A run of records ->
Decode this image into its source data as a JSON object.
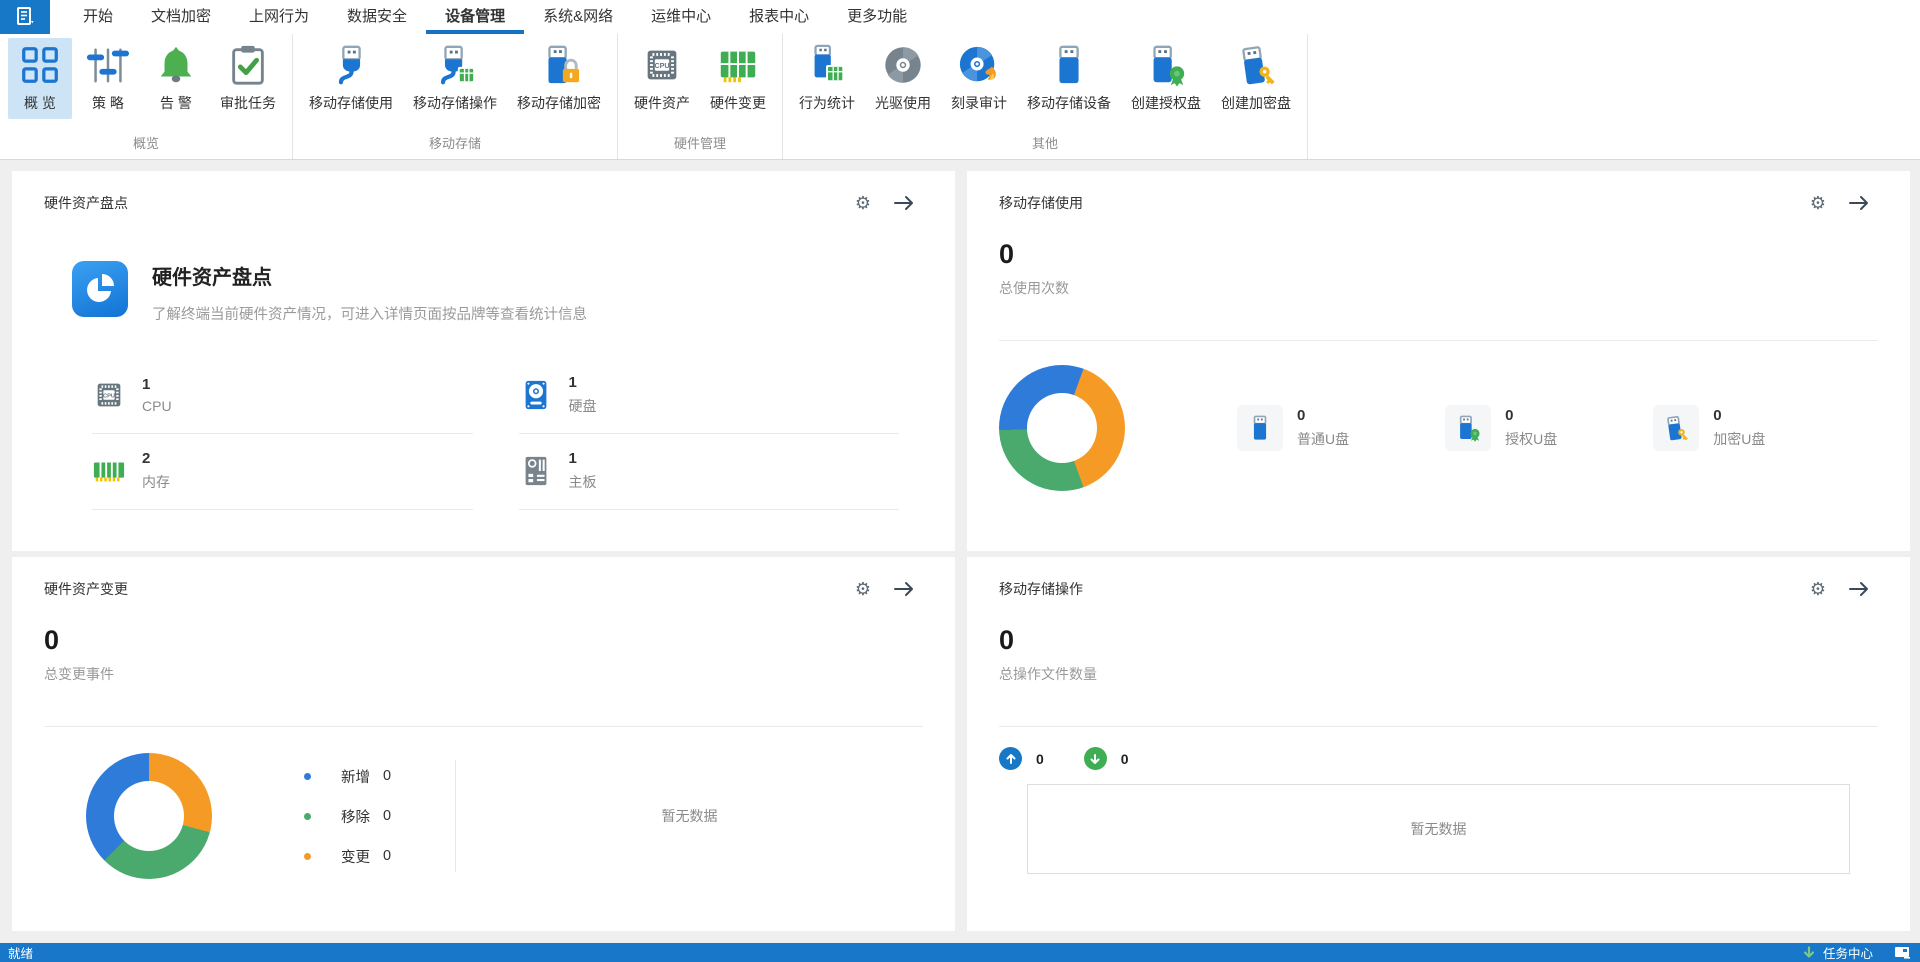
{
  "menu": {
    "app_button": {
      "name": "应用菜单"
    },
    "tabs": [
      {
        "label": "开始",
        "active": false
      },
      {
        "label": "文档加密",
        "active": false
      },
      {
        "label": "上网行为",
        "active": false
      },
      {
        "label": "数据安全",
        "active": false
      },
      {
        "label": "设备管理",
        "active": true
      },
      {
        "label": "系统&网络",
        "active": false
      },
      {
        "label": "运维中心",
        "active": false
      },
      {
        "label": "报表中心",
        "active": false
      },
      {
        "label": "更多功能",
        "active": false
      }
    ]
  },
  "ribbon": {
    "groups": [
      {
        "label": "概览",
        "items": [
          {
            "label": "概 览",
            "icon": "overview-grid",
            "selected": true
          },
          {
            "label": "策 略",
            "icon": "policy-sliders",
            "selected": false
          },
          {
            "label": "告 警",
            "icon": "alert-bell",
            "selected": false
          },
          {
            "label": "审批任务",
            "icon": "approval-clipboard",
            "selected": false
          }
        ]
      },
      {
        "label": "移动存储",
        "items": [
          {
            "label": "移动存储使用",
            "icon": "usb-plug"
          },
          {
            "label": "移动存储操作",
            "icon": "usb-plug-table"
          },
          {
            "label": "移动存储加密",
            "icon": "usb-lock"
          }
        ]
      },
      {
        "label": "硬件管理",
        "items": [
          {
            "label": "硬件资产",
            "icon": "cpu-chip"
          },
          {
            "label": "硬件变更",
            "icon": "ram-board"
          }
        ]
      },
      {
        "label": "其他",
        "items": [
          {
            "label": "行为统计",
            "icon": "usb-table"
          },
          {
            "label": "光驱使用",
            "icon": "cd-disc"
          },
          {
            "label": "刻录审计",
            "icon": "cd-burn"
          },
          {
            "label": "移动存储设备",
            "icon": "usb-stick"
          },
          {
            "label": "创建授权盘",
            "icon": "usb-badge"
          },
          {
            "label": "创建加密盘",
            "icon": "usb-key"
          }
        ]
      }
    ]
  },
  "cards": {
    "hw_inventory": {
      "title": "硬件资产盘点",
      "heading": "硬件资产盘点",
      "description": "了解终端当前硬件资产情况，可进入详情页面按品牌等查看统计信息",
      "stats": [
        {
          "value": "1",
          "label": "CPU",
          "icon": "cpu"
        },
        {
          "value": "1",
          "label": "硬盘",
          "icon": "hdd"
        },
        {
          "value": "2",
          "label": "内存",
          "icon": "ram"
        },
        {
          "value": "1",
          "label": "主板",
          "icon": "motherboard"
        }
      ]
    },
    "storage_usage": {
      "title": "移动存储使用",
      "total_value": "0",
      "total_label": "总使用次数",
      "donut": [
        {
          "color": "#2f7bd9",
          "from": 0,
          "to": 20
        },
        {
          "color": "#f59b25",
          "from": 20,
          "to": 160
        },
        {
          "color": "#4aa96c",
          "from": 160,
          "to": 268
        },
        {
          "color": "#2f7bd9",
          "from": 268,
          "to": 360
        }
      ],
      "items": [
        {
          "value": "0",
          "label": "普通U盘",
          "icon": "usb-plain"
        },
        {
          "value": "0",
          "label": "授权U盘",
          "icon": "usb-badge"
        },
        {
          "value": "0",
          "label": "加密U盘",
          "icon": "usb-key"
        }
      ]
    },
    "hw_change": {
      "title": "硬件资产变更",
      "total_value": "0",
      "total_label": "总变更事件",
      "donut": [
        {
          "color": "#f59b25",
          "from": 0,
          "to": 105
        },
        {
          "color": "#4aa96c",
          "from": 105,
          "to": 225
        },
        {
          "color": "#2f7bd9",
          "from": 225,
          "to": 360
        }
      ],
      "legend": [
        {
          "label": "新增",
          "value": "0",
          "color": "#2f7bd9"
        },
        {
          "label": "移除",
          "value": "0",
          "color": "#4aa96c"
        },
        {
          "label": "变更",
          "value": "0",
          "color": "#f59b25"
        }
      ],
      "empty_text": "暂无数据"
    },
    "storage_ops": {
      "title": "移动存储操作",
      "total_value": "0",
      "total_label": "总操作文件数量",
      "in_value": "0",
      "out_value": "0",
      "empty_text": "暂无数据"
    }
  },
  "status_bar": {
    "ready": "就绪",
    "task_center": "任务中心"
  },
  "colors": {
    "accent": "#1778c8",
    "icon_blue": "#1c76d1",
    "green": "#3fae53",
    "orange": "#f59b25",
    "donut_blue": "#2f7bd9",
    "donut_green": "#4aa96c",
    "selected_tile": "#cde3f6"
  },
  "chart_data": [
    {
      "type": "pie",
      "title": "移动存储使用",
      "categories": [
        "普通U盘",
        "授权U盘",
        "加密U盘"
      ],
      "values": [
        0,
        0,
        0
      ],
      "note": "placeholder donut, all values zero"
    },
    {
      "type": "pie",
      "title": "硬件资产变更",
      "categories": [
        "新增",
        "移除",
        "变更"
      ],
      "values": [
        0,
        0,
        0
      ],
      "note": "placeholder donut, all values zero"
    }
  ]
}
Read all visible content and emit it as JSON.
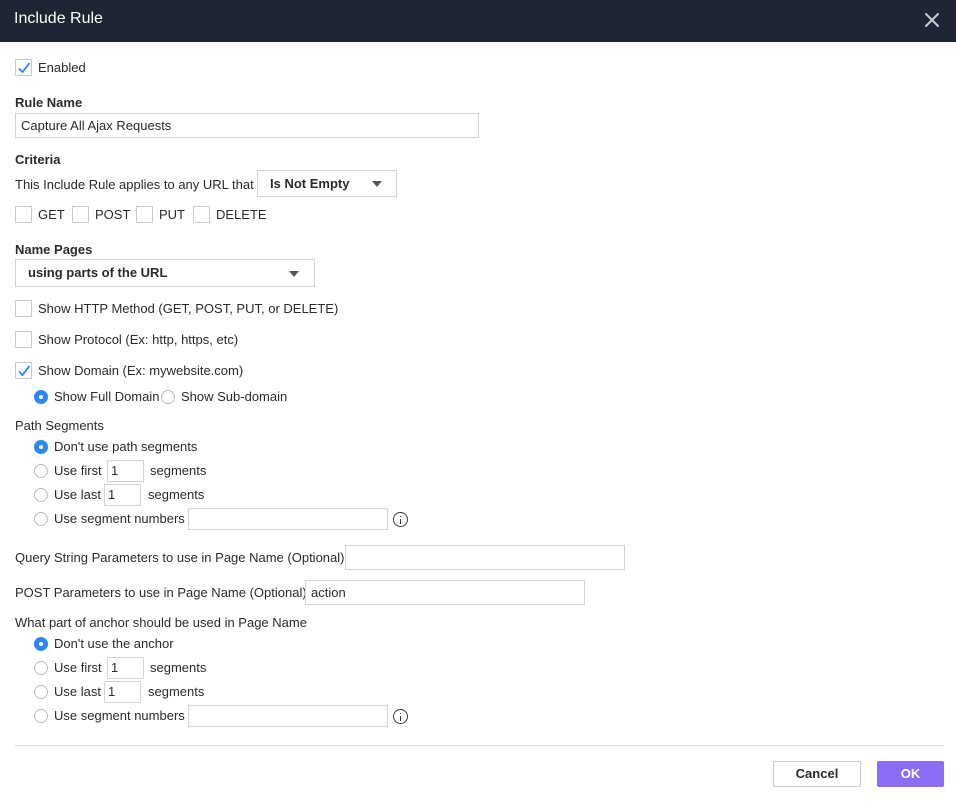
{
  "dialog": {
    "title": "Include Rule"
  },
  "enabled": {
    "label": "Enabled",
    "checked": true
  },
  "rule_name": {
    "label": "Rule Name",
    "value": "Capture All Ajax Requests"
  },
  "criteria": {
    "label": "Criteria",
    "applies_text": "This Include Rule applies to any URL that",
    "condition": "Is Not Empty",
    "methods": [
      {
        "label": "GET",
        "checked": false
      },
      {
        "label": "POST",
        "checked": false
      },
      {
        "label": "PUT",
        "checked": false
      },
      {
        "label": "DELETE",
        "checked": false
      }
    ]
  },
  "name_pages": {
    "label": "Name Pages",
    "method": "using parts of the URL",
    "options": [
      {
        "label": "Show HTTP Method (GET, POST, PUT, or DELETE)",
        "checked": false
      },
      {
        "label": "Show Protocol (Ex: http, https, etc)",
        "checked": false
      },
      {
        "label": "Show Domain (Ex: mywebsite.com)",
        "checked": true
      }
    ],
    "domain_options": [
      {
        "label": "Show Full Domain",
        "selected": true
      },
      {
        "label": "Show Sub-domain",
        "selected": false
      }
    ]
  },
  "path_segments": {
    "label": "Path Segments",
    "none_label": "Don't use path segments",
    "use_first_label": "Use first",
    "use_first_value": "1",
    "use_last_label": "Use last",
    "use_last_value": "1",
    "segments_label": "segments",
    "numbers_label": "Use segment numbers",
    "numbers_value": "",
    "selected": "none"
  },
  "query_params": {
    "label": "Query String Parameters to use in Page Name (Optional)",
    "value": ""
  },
  "post_params": {
    "label": "POST Parameters to use in Page Name (Optional)",
    "value": "action"
  },
  "anchor": {
    "label": "What part of anchor should be used in Page Name",
    "none_label": "Don't use the anchor",
    "use_first_label": "Use first",
    "use_first_value": "1",
    "use_last_label": "Use last",
    "use_last_value": "1",
    "segments_label": "segments",
    "numbers_label": "Use segment numbers",
    "numbers_value": "",
    "selected": "none"
  },
  "footer": {
    "cancel_label": "Cancel",
    "ok_label": "OK"
  },
  "colors": {
    "titlebar": "#1d2632",
    "accent": "#2f86f6",
    "ok_button": "#8a6cf7"
  },
  "icons": {
    "close": "close-icon",
    "check": "checkmark-icon",
    "info": "info-icon",
    "caret": "chevron-down-icon"
  }
}
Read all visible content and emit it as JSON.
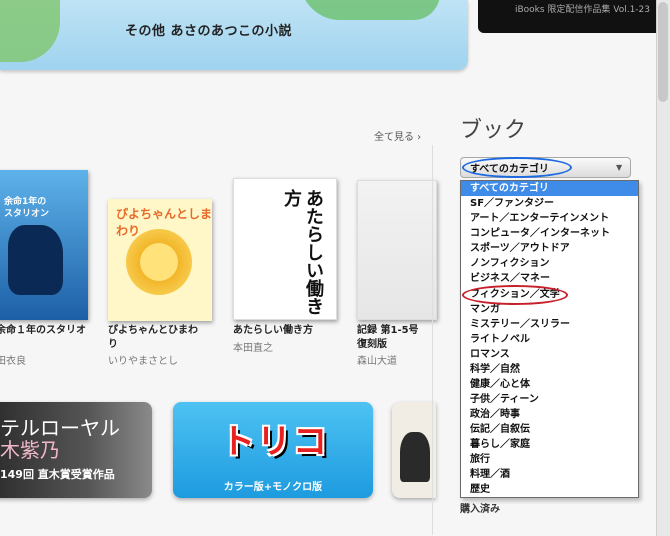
{
  "banner": {
    "left_title": "その他 あさのあつこの小説",
    "right_text": "iBooks 限定配信作品集 Vol.1-23"
  },
  "header": {
    "see_all": "全て見る ›",
    "books_heading": "ブック"
  },
  "books": [
    {
      "cover_text": "余命1年の\nスタリオン",
      "title": "余命１年のスタリオ",
      "author": "田衣良"
    },
    {
      "cover_text": "ぴよちゃんとしまわり",
      "title": "ぴよちゃんとひまわ\nり",
      "author": "いりやまさとし"
    },
    {
      "cover_text": "あたらしい働き方",
      "title": "あたらしい働き方",
      "author": "本田直之"
    },
    {
      "cover_text": "",
      "title": "記録 第1-5号\n復刻版",
      "author": "森山大道"
    }
  ],
  "tiles": [
    {
      "line1": "テルローヤル",
      "line2": "木紫乃",
      "line3": "149回 直木賞受賞作品"
    },
    {
      "logo": "トリコ",
      "sub": "カラー版+モノクロ版"
    },
    {}
  ],
  "category_select": {
    "selected": "すべてのカテゴリ",
    "options": [
      "すべてのカテゴリ",
      "SF／ファンタジー",
      "アート／エンターテインメント",
      "コンピュータ／インターネット",
      "スポーツ／アウトドア",
      "ノンフィクション",
      "ビジネス／マネー",
      "フィクション／文学",
      "マンガ",
      "ミステリー／スリラー",
      "ライトノベル",
      "ロマンス",
      "科学／自然",
      "健康／心と体",
      "子供／ティーン",
      "政治／時事",
      "伝記／自叙伝",
      "暮らし／家庭",
      "旅行",
      "料理／酒",
      "歴史"
    ]
  },
  "purchased_label": "購入済み",
  "colors": {
    "highlight": "#3f8be8",
    "circle_blue": "#1d6ae0",
    "circle_red": "#c8202a"
  }
}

Prompt -> Reply with only the number of lines in the material above where the string "あたらしい働き方" appears.

Solved problem -> 2